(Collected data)
※
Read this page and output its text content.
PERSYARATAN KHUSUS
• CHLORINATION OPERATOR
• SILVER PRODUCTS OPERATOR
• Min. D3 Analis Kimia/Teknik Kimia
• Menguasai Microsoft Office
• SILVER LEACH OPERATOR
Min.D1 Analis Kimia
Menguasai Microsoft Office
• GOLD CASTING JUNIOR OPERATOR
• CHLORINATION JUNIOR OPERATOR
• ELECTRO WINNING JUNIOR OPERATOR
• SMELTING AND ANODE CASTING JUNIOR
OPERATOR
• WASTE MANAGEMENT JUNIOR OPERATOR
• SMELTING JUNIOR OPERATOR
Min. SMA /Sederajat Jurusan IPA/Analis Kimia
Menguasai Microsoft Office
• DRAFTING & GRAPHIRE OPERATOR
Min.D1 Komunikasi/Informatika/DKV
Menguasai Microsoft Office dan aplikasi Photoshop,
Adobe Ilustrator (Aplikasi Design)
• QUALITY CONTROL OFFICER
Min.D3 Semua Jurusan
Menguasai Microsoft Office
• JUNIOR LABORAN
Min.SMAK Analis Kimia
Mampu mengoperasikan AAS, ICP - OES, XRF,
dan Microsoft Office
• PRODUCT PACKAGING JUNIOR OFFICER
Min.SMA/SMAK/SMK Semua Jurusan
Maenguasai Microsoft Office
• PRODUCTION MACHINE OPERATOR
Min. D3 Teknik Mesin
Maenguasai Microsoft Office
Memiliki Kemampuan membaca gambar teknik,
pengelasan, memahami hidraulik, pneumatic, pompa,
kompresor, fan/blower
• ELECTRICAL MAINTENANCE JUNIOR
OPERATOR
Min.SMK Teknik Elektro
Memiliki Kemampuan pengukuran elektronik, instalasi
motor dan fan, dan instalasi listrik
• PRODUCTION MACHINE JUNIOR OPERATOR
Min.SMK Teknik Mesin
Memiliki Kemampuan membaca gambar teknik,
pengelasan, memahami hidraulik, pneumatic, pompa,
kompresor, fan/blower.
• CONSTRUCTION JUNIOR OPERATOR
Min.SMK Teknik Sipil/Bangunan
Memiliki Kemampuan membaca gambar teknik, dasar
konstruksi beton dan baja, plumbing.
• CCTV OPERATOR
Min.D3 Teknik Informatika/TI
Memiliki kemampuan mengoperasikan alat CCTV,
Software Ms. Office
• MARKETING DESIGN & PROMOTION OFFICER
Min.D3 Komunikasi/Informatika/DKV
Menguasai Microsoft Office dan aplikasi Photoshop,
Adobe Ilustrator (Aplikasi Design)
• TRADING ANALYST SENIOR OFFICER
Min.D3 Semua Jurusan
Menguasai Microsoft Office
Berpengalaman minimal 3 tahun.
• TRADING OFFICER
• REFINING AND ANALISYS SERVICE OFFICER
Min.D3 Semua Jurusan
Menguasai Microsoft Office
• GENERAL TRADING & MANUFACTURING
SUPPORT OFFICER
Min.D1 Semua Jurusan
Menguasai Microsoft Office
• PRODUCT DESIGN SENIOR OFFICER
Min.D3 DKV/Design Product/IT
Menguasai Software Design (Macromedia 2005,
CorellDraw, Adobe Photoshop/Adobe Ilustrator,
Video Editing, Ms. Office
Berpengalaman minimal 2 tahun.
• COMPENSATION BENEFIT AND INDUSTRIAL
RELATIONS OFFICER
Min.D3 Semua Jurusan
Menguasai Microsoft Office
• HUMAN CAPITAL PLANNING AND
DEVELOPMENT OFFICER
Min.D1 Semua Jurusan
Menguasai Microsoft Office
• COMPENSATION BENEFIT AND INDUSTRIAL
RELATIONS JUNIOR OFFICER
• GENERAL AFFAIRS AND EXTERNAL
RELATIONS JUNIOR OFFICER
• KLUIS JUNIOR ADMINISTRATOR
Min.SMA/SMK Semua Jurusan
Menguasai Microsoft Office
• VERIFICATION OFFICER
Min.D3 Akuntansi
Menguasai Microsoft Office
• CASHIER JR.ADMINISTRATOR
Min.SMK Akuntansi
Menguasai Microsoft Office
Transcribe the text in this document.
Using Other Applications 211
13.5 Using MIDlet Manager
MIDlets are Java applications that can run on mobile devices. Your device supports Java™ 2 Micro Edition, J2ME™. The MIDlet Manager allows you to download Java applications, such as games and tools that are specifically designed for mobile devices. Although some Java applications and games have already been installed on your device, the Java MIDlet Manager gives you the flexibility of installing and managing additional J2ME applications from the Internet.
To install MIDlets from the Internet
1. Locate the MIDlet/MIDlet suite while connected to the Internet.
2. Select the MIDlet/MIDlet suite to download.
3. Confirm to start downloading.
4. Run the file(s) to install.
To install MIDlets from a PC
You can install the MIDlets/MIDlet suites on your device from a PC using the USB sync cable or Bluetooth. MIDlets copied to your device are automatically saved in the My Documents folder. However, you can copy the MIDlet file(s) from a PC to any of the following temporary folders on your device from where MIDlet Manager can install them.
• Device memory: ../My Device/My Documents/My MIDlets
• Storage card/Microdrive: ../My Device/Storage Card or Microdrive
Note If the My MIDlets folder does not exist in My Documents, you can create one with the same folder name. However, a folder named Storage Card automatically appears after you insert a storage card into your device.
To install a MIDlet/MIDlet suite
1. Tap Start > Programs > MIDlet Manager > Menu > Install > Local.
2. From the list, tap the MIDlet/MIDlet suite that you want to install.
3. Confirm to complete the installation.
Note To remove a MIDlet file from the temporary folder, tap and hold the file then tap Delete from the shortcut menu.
※
> **STATED EXERCISE**: Please output the entries above, every line exactly as it reads.

> **TASK RESULT**:
Read this page and output its text content.
PERSYARATAN KHUSUS
• CHLORINATION OPERATOR
• SILVER PRODUCTS OPERATOR
• Min. D3 Analis Kimia/Teknik Kimia
• Menguasai Microsoft Office
• SILVER LEACH OPERATOR
Min.D1 Analis Kimia
Menguasai Microsoft Office
• GOLD CASTING JUNIOR OPERATOR
• CHLORINATION JUNIOR OPERATOR
• ELECTRO WINNING JUNIOR OPERATOR
• SMELTING AND ANODE CASTING JUNIOR
OPERATOR
• WASTE MANAGEMENT JUNIOR OPERATOR
• SMELTING JUNIOR OPERATOR
Min. SMA /Sederajat Jurusan IPA/Analis Kimia
Menguasai Microsoft Office
• DRAFTING & GRAPHIRE OPERATOR
Min.D1 Komunikasi/Informatika/DKV
Menguasai Microsoft Office dan aplikasi Photoshop,
Adobe Ilustrator (Aplikasi Design)
• QUALITY CONTROL OFFICER
Min.D3 Semua Jurusan
Menguasai Microsoft Office
• JUNIOR LABORAN
Min.SMAK Analis Kimia
Mampu mengoperasikan AAS, ICP - OES, XRF,
dan Microsoft Office
• PRODUCT PACKAGING JUNIOR OFFICER
Min.SMA/SMAK/SMK Semua Jurusan
Maenguasai Microsoft Office
• PRODUCTION MACHINE OPERATOR
Min. D3 Teknik Mesin
Maenguasai Microsoft Office
Memiliki Kemampuan membaca gambar teknik,
pengelasan, memahami hidraulik, pneumatic, pompa,
kompresor, fan/blower
• ELECTRICAL MAINTENANCE JUNIOR
OPERATOR
Min.SMK Teknik Elektro
Memiliki Kemampuan pengukuran elektronik, instalasi
motor dan fan, dan instalasi listrik
• PRODUCTION MACHINE JUNIOR OPERATOR
Min.SMK Teknik Mesin
Memiliki Kemampuan membaca gambar teknik,
pengelasan, memahami hidraulik, pneumatic, pompa,
kompresor, fan/blower.
• CONSTRUCTION JUNIOR OPERATOR
Min.SMK Teknik Sipil/Bangunan
Memiliki Kemampuan membaca gambar teknik, dasar
konstruksi beton dan baja, plumbing.
• CCTV OPERATOR
Min.D3 Teknik Informatika/TI
Memiliki kemampuan mengoperasikan alat CCTV,
Software Ms. Office
• MARKETING DESIGN & PROMOTION OFFICER
Min.D3 Komunikasi/Informatika/DKV
Menguasai Microsoft Office dan aplikasi Photoshop,
Adobe Ilustrator (Aplikasi Design)
• TRADING ANALYST SENIOR OFFICER
Min.D3 Semua Jurusan
Menguasai Microsoft Office
Berpengalaman minimal 3 tahun.
• TRADING OFFICER
• REFINING AND ANALISYS SERVICE OFFICER
Min.D3 Semua Jurusan
Menguasai Microsoft Office
• GENERAL TRADING & MANUFACTURING
SUPPORT OFFICER
Min.D1 Semua Jurusan
Menguasai Microsoft Office
• PRODUCT DESIGN SENIOR OFFICER
Min.D3 DKV/Design Product/IT
Menguasai Software Design (Macromedia 2005,
CorellDraw, Adobe Photoshop/Adobe Ilustrator,
Video Editing, Ms. Office
Berpengalaman minimal 2 tahun.
• COMPENSATION BENEFIT AND INDUSTRIAL
RELATIONS OFFICER
Min.D3 Semua Jurusan
Menguasai Microsoft Office
• HUMAN CAPITAL PLANNING AND
DEVELOPMENT OFFICER
Min.D1 Semua Jurusan
Menguasai Microsoft Office
• COMPENSATION BENEFIT AND INDUSTRIAL
RELATIONS JUNIOR OFFICER
• GENERAL AFFAIRS AND EXTERNAL
RELATIONS JUNIOR OFFICER
• KLUIS JUNIOR ADMINISTRATOR
Min.SMA/SMK Semua Jurusan
Menguasai Microsoft Office
• VERIFICATION OFFICER
Min.D3 Akuntansi
Menguasai Microsoft Office
• CASHIER JR.ADMINISTRATOR
Min.SMK Akuntansi
Menguasai Microsoft Office
Transcribe the text in this document.
Using Other Applications 211
13.5 Using MIDlet Manager
MIDlets are Java applications that can run on mobile devices. Your device supports Java™ 2 Micro Edition, J2ME™. The MIDlet Manager allows you to download Java applications, such as games and tools that are specifically designed for mobile devices. Although some Java applications and games have already been installed on your device, the Java MIDlet Manager gives you the flexibility of installing and managing additional J2ME applications from the Internet.
To install MIDlets from the Internet
1. Locate the MIDlet/MIDlet suite while connected to the Internet.
2. Select the MIDlet/MIDlet suite to download.
3. Confirm to start downloading.
4. Run the file(s) to install.
To install MIDlets from a PC
You can install the MIDlets/MIDlet suites on your device from a PC using the USB sync cable or Bluetooth. MIDlets copied to your device are automatically saved in the My Documents folder. However, you can copy the MIDlet file(s) from a PC to any of the following temporary folders on your device from where MIDlet Manager can install them.
• Device memory: ../My Device/My Documents/My MIDlets
• Storage card/Microdrive: ../My Device/Storage Card or Microdrive
Note If the My MIDlets folder does not exist in My Documents, you can create one with the same folder name. However, a folder named Storage Card automatically appears after you insert a storage card into your device.
To install a MIDlet/MIDlet suite
1. Tap Start > Programs > MIDlet Manager > Menu > Install > Local.
2. From the list, tap the MIDlet/MIDlet suite that you want to install.
3. Confirm to complete the installation.
Note To remove a MIDlet file from the temporary folder, tap and hold the file then tap Delete from the shortcut menu.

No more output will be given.